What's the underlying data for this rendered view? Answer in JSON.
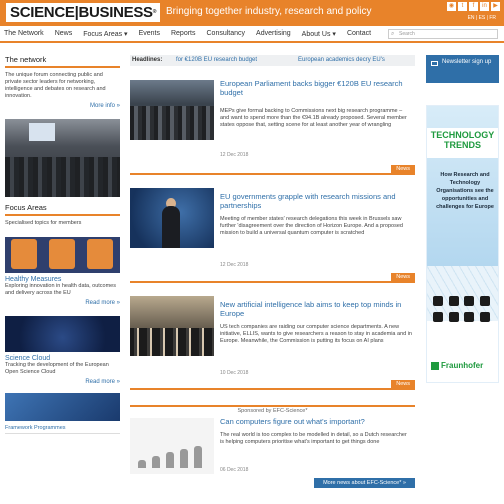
{
  "header": {
    "logo": "SCIENCE|BUSINESS",
    "reg": "®",
    "tagline": "Bringing together industry, research and policy",
    "social_icons": [
      "rss-icon",
      "twitter-icon",
      "facebook-icon",
      "linkedin-icon",
      "youtube-icon"
    ],
    "languages": "EN | ES | FR"
  },
  "nav": {
    "items": [
      "The Network",
      "News",
      "Focus Areas ▾",
      "Events",
      "Reports",
      "Consultancy",
      "Advertising",
      "About Us ▾",
      "Contact"
    ],
    "search_placeholder": "Search"
  },
  "left": {
    "network_title": "The network",
    "network_text": "The unique forum connecting public and private sector leaders for networking, intelligence and debates on research and innovation.",
    "more_info": "More info »",
    "focus_title": "Focus Areas",
    "focus_text": "Specialised topics for members",
    "healthy_title": "Healthy Measures",
    "healthy_text": "Exploring innovation in health data, outcomes and delivery across the EU",
    "read_more": "Read more »",
    "cloud_title": "Science Cloud",
    "cloud_text": "Tracking the development of the European Open Science Cloud",
    "cloud_read_more": "Read more »",
    "framework_label": "Framework Programmes"
  },
  "ticker": {
    "label": "Headlines:",
    "items": [
      "for €120B EU research budget",
      "European academics decry EU's"
    ]
  },
  "articles": [
    {
      "title": "European Parliament backs bigger €120B EU research budget",
      "body": "MEPs give formal backing to Commissions next big research programme – and want to spend more than the €94.1B already proposed. Several member states oppose that, setting scene for at least another year of wrangling",
      "date": "12 Dec 2018",
      "tag": "News"
    },
    {
      "title": "EU governments grapple with research missions and partnerships",
      "body": "Meeting of member states' research delegations this week in Brussels saw further 'disagreement over the direction of Horizon Europe. And a proposed mission to build a universal quantum computer is scratched",
      "date": "12 Dec 2018",
      "tag": "News"
    },
    {
      "title": "New artificial intelligence lab aims to keep top minds in Europe",
      "body": "US tech companies are raiding our computer science departments. A new initiative, ELLIS, wants to give researchers a reason to stay in academia and in Europe. Meanwhile, the Commission is putting its focus on AI plans",
      "date": "10 Dec 2018",
      "tag": "News"
    },
    {
      "sponsor": "Sponsored by EFC-Science*",
      "title": "Can computers figure out what's important?",
      "body": "The real world is too complex to be modelled in detail, so a Dutch researcher is helping computers prioritise what's important to get things done",
      "date": "06 Dec 2018",
      "more_button": "More news about EFC-Science* »"
    }
  ],
  "right": {
    "newsletter": "Newsletter sign up",
    "ad_title": "TECHNOLOGY TRENDS",
    "ad_text": "How Research and Technology Organisations see the opportunities and challenges for Europe",
    "ad_brand": "Fraunhofer"
  },
  "colors": {
    "accent": "#e8832a",
    "link": "#2f6fa8",
    "brand_green": "#1e9a3e"
  }
}
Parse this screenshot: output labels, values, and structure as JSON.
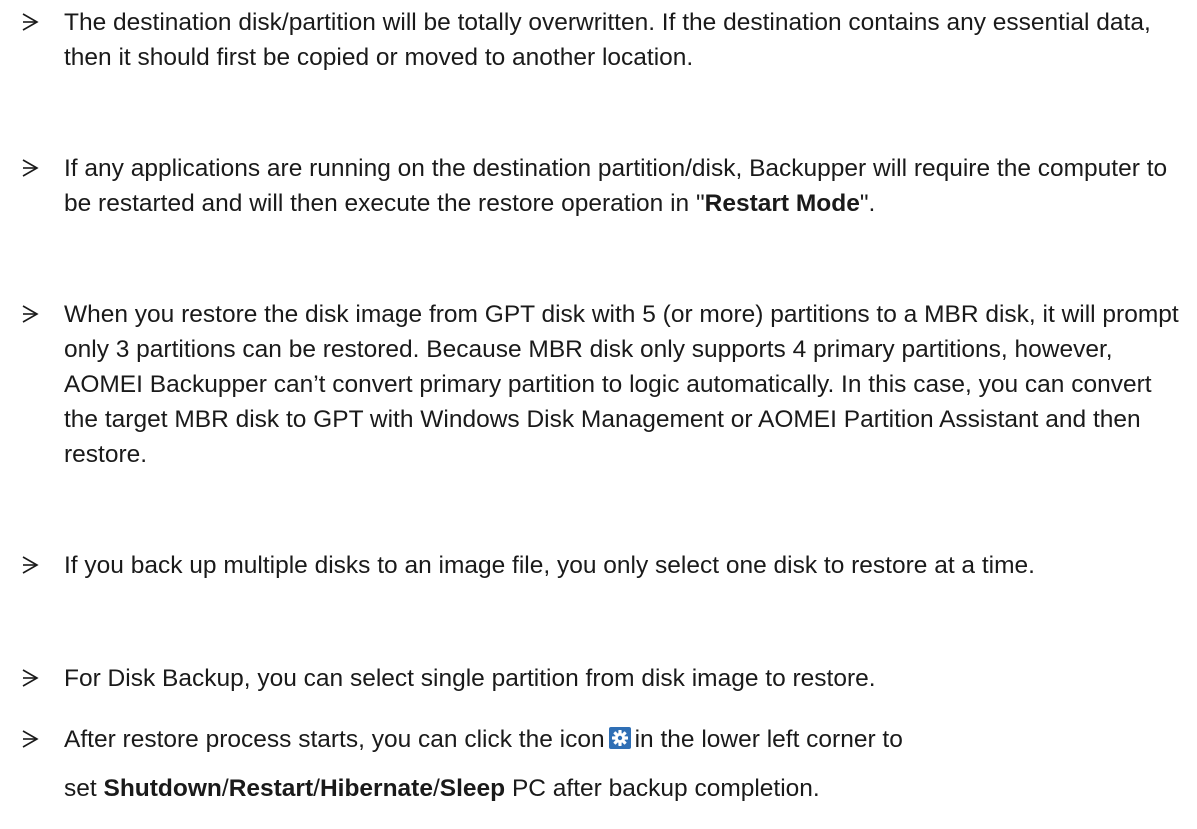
{
  "notes": [
    {
      "text": "The destination disk/partition will be totally overwritten. If the destination contains any essential data, then it should first be copied or moved to another location."
    },
    {
      "text_before": "If any applications are running on the destination partition/disk, Backupper will require the computer to be restarted and will then execute the restore operation in \"",
      "bold": "Restart Mode",
      "text_after": "\"."
    },
    {
      "text": "When you restore the disk image from GPT disk with 5 (or more) partitions to a MBR disk, it will prompt only 3 partitions can be restored. Because MBR disk only supports 4 primary partitions, however, AOMEI Backupper can’t convert primary partition to logic automatically. In this case, you can convert the target MBR disk to GPT with Windows Disk Management or AOMEI Partition Assistant and then restore."
    },
    {
      "text": "If you back up multiple disks to an image file, you only select one disk to restore at a time."
    },
    {
      "text": "For Disk Backup, you can select single partition from disk image to restore."
    },
    {
      "line1_before": "After restore process starts, you can click the icon",
      "line1_after": "in the lower left corner to",
      "line2_before": "set",
      "opt1": "Shutdown",
      "sep1": "/",
      "opt2": "Restart",
      "sep2": "/",
      "opt3": "Hibernate",
      "sep3": "/",
      "opt4": "Sleep",
      "line2_after": "PC after backup completion.",
      "icon": "gear-icon"
    }
  ],
  "colors": {
    "text": "#1a1a1a",
    "icon_bg": "#2f6fb5"
  }
}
__________________________________________________
◆ **The request**: Return all the entries word for word, but omit any pictures they contain.

◆ **Task result**:
What's the underlying data for this rendered view? Answer in JSON.
{
  "header": {
    "logo": "SCIENCE|BUSINESS",
    "reg": "®",
    "tagline": "Bringing together industry, research and policy",
    "social_icons": [
      "rss-icon",
      "twitter-icon",
      "facebook-icon",
      "linkedin-icon",
      "youtube-icon"
    ],
    "languages": "EN | ES | FR"
  },
  "nav": {
    "items": [
      "The Network",
      "News",
      "Focus Areas ▾",
      "Events",
      "Reports",
      "Consultancy",
      "Advertising",
      "About Us ▾",
      "Contact"
    ],
    "search_placeholder": "Search"
  },
  "left": {
    "network_title": "The network",
    "network_text": "The unique forum connecting public and private sector leaders for networking, intelligence and debates on research and innovation.",
    "more_info": "More info »",
    "focus_title": "Focus Areas",
    "focus_text": "Specialised topics for members",
    "healthy_title": "Healthy Measures",
    "healthy_text": "Exploring innovation in health data, outcomes and delivery across the EU",
    "read_more": "Read more »",
    "cloud_title": "Science Cloud",
    "cloud_text": "Tracking the development of the European Open Science Cloud",
    "cloud_read_more": "Read more »",
    "framework_label": "Framework Programmes"
  },
  "ticker": {
    "label": "Headlines:",
    "items": [
      "for €120B EU research budget",
      "European academics decry EU's"
    ]
  },
  "articles": [
    {
      "title": "European Parliament backs bigger €120B EU research budget",
      "body": "MEPs give formal backing to Commissions next big research programme – and want to spend more than the €94.1B already proposed. Several member states oppose that, setting scene for at least another year of wrangling",
      "date": "12 Dec 2018",
      "tag": "News"
    },
    {
      "title": "EU governments grapple with research missions and partnerships",
      "body": "Meeting of member states' research delegations this week in Brussels saw further 'disagreement over the direction of Horizon Europe. And a proposed mission to build a universal quantum computer is scratched",
      "date": "12 Dec 2018",
      "tag": "News"
    },
    {
      "title": "New artificial intelligence lab aims to keep top minds in Europe",
      "body": "US tech companies are raiding our computer science departments. A new initiative, ELLIS, wants to give researchers a reason to stay in academia and in Europe. Meanwhile, the Commission is putting its focus on AI plans",
      "date": "10 Dec 2018",
      "tag": "News"
    },
    {
      "sponsor": "Sponsored by EFC-Science*",
      "title": "Can computers figure out what's important?",
      "body": "The real world is too complex to be modelled in detail, so a Dutch researcher is helping computers prioritise what's important to get things done",
      "date": "06 Dec 2018",
      "more_button": "More news about EFC-Science* »"
    }
  ],
  "right": {
    "newsletter": "Newsletter sign up",
    "ad_title": "TECHNOLOGY TRENDS",
    "ad_text": "How Research and Technology Organisations see the opportunities and challenges for Europe",
    "ad_brand": "Fraunhofer"
  },
  "colors": {
    "accent": "#e8832a",
    "link": "#2f6fa8",
    "brand_green": "#1e9a3e"
  }
}
Parse this screenshot: output labels, values, and structure as JSON.
{
  "notes": [
    {
      "text": "The destination disk/partition will be totally overwritten. If the destination contains any essential data, then it should first be copied or moved to another location."
    },
    {
      "text_before": "If any applications are running on the destination partition/disk, Backupper will require the computer to be restarted and will then execute the restore operation in \"",
      "bold": "Restart Mode",
      "text_after": "\"."
    },
    {
      "text": "When you restore the disk image from GPT disk with 5 (or more) partitions to a MBR disk, it will prompt only 3 partitions can be restored. Because MBR disk only supports 4 primary partitions, however, AOMEI Backupper can’t convert primary partition to logic automatically. In this case, you can convert the target MBR disk to GPT with Windows Disk Management or AOMEI Partition Assistant and then restore."
    },
    {
      "text": "If you back up multiple disks to an image file, you only select one disk to restore at a time."
    },
    {
      "text": "For Disk Backup, you can select single partition from disk image to restore."
    },
    {
      "line1_before": "After restore process starts, you can click the icon",
      "line1_after": "in the lower left corner to",
      "line2_before": "set",
      "opt1": "Shutdown",
      "sep1": "/",
      "opt2": "Restart",
      "sep2": "/",
      "opt3": "Hibernate",
      "sep3": "/",
      "opt4": "Sleep",
      "line2_after": "PC after backup completion.",
      "icon": "gear-icon"
    }
  ],
  "colors": {
    "text": "#1a1a1a",
    "icon_bg": "#2f6fb5"
  }
}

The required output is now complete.